(Lines of data)
>> START

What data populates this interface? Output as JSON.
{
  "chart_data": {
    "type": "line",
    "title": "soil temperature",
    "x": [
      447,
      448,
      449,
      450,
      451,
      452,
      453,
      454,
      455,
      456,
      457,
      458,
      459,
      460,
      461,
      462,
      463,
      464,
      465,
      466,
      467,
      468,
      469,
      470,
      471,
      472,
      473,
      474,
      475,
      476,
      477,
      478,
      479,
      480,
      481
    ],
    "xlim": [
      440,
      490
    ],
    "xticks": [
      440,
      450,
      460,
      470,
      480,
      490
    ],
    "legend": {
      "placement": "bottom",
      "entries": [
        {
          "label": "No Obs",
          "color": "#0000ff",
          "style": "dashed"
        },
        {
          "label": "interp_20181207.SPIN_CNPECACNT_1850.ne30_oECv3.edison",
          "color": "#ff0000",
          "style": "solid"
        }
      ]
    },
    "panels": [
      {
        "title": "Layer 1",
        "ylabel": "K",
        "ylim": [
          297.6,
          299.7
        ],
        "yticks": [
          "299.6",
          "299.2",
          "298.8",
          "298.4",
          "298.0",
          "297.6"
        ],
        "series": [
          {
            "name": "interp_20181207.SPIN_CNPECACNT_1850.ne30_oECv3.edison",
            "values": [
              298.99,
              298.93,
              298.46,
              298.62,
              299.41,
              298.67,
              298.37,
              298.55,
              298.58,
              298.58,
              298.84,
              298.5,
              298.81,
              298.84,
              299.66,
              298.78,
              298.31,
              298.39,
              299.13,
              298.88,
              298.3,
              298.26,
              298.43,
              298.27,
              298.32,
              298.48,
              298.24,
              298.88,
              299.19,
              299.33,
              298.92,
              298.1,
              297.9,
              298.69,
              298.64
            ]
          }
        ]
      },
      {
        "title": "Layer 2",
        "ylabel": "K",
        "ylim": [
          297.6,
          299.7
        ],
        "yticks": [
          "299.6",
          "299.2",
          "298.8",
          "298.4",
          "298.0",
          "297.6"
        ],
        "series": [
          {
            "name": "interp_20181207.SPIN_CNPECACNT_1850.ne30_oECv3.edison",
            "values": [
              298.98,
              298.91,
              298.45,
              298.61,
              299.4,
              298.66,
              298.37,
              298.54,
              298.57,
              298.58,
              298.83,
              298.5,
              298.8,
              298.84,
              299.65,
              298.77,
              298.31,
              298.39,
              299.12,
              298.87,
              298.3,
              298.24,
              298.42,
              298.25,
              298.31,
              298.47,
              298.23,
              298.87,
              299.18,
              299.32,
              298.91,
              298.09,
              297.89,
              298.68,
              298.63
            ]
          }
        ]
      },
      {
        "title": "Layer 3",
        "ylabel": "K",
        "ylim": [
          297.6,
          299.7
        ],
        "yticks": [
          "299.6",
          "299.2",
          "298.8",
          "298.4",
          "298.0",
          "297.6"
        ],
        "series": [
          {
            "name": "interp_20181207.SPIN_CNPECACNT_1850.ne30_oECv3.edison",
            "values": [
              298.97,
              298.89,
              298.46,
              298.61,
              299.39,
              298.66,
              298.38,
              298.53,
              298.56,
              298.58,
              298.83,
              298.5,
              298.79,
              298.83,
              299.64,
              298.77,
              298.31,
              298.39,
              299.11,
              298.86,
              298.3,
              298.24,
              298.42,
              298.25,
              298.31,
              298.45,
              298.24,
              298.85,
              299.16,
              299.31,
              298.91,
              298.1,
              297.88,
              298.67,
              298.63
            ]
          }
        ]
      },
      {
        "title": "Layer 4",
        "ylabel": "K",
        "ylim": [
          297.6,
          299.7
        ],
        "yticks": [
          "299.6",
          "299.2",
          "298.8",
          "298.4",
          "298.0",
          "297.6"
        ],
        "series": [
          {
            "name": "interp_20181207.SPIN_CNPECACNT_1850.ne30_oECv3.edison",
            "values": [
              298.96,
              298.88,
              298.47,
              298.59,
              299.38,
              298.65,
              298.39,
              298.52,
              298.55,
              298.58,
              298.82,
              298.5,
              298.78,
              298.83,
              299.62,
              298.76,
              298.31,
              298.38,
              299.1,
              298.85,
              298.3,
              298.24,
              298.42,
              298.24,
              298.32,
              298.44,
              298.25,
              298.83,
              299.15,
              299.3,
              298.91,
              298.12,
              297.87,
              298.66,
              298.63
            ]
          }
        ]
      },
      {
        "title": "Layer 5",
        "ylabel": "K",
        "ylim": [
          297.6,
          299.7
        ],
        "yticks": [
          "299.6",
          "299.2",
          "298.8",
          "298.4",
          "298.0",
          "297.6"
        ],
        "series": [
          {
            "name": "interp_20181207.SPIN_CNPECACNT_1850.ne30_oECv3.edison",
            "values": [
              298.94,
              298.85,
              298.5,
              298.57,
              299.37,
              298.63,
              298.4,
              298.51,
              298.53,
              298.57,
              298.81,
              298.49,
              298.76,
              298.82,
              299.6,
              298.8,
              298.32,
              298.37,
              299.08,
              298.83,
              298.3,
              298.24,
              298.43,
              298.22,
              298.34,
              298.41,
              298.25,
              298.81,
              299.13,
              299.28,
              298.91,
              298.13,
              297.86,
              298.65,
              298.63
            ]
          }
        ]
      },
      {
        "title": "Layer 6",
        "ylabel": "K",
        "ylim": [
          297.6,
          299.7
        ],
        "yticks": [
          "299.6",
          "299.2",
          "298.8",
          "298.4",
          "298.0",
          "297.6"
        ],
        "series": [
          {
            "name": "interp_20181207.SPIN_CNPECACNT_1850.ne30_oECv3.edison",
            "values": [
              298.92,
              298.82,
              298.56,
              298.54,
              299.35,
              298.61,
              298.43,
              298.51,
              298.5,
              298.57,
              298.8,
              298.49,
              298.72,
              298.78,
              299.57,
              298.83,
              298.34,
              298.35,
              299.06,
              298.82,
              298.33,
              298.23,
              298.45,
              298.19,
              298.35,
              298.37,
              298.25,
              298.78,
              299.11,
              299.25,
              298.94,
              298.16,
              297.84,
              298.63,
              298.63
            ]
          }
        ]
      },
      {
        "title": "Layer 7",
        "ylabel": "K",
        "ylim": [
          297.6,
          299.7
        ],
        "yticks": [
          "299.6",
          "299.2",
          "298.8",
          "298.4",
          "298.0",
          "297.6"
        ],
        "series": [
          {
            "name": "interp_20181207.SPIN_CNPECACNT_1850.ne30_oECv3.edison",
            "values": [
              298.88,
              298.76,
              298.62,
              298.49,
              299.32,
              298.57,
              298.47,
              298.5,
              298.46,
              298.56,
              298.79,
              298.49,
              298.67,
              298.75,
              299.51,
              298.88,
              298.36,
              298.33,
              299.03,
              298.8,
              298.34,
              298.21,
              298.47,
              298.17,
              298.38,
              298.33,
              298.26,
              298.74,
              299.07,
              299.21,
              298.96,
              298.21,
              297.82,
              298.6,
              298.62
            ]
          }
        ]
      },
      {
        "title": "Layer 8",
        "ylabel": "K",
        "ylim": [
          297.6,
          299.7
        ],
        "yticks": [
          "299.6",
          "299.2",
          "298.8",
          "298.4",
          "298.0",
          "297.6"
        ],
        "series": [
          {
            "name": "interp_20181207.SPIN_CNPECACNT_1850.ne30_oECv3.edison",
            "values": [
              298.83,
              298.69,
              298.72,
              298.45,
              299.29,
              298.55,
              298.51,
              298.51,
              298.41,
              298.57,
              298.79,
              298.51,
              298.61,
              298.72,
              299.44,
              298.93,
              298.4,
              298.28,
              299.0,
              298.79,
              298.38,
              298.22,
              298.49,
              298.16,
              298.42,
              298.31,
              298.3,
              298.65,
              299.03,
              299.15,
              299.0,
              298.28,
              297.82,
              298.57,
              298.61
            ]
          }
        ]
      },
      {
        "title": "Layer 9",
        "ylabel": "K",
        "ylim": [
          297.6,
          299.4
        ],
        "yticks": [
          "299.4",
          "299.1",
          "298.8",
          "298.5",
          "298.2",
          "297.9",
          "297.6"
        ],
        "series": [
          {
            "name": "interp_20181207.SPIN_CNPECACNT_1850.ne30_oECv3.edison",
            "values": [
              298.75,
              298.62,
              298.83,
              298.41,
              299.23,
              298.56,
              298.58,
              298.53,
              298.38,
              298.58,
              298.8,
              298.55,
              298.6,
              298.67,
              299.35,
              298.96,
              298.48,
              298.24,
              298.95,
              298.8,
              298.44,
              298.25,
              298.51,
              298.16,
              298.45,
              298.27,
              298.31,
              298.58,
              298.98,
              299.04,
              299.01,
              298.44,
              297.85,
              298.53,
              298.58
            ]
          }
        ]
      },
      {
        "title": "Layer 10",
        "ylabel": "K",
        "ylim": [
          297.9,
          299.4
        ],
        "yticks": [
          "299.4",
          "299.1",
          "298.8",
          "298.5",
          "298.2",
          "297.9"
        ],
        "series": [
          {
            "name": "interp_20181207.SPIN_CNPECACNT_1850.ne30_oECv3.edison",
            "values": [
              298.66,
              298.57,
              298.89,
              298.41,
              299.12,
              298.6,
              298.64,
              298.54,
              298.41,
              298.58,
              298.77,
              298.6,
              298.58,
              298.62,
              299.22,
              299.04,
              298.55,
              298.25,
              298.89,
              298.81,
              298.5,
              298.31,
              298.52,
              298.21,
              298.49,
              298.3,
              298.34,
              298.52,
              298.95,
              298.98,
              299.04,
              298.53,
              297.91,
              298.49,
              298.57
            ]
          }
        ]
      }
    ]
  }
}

>> END

# The exercise:
Determine the number of lines where the string "title" occurs, and give that number only.

# Correct result:
11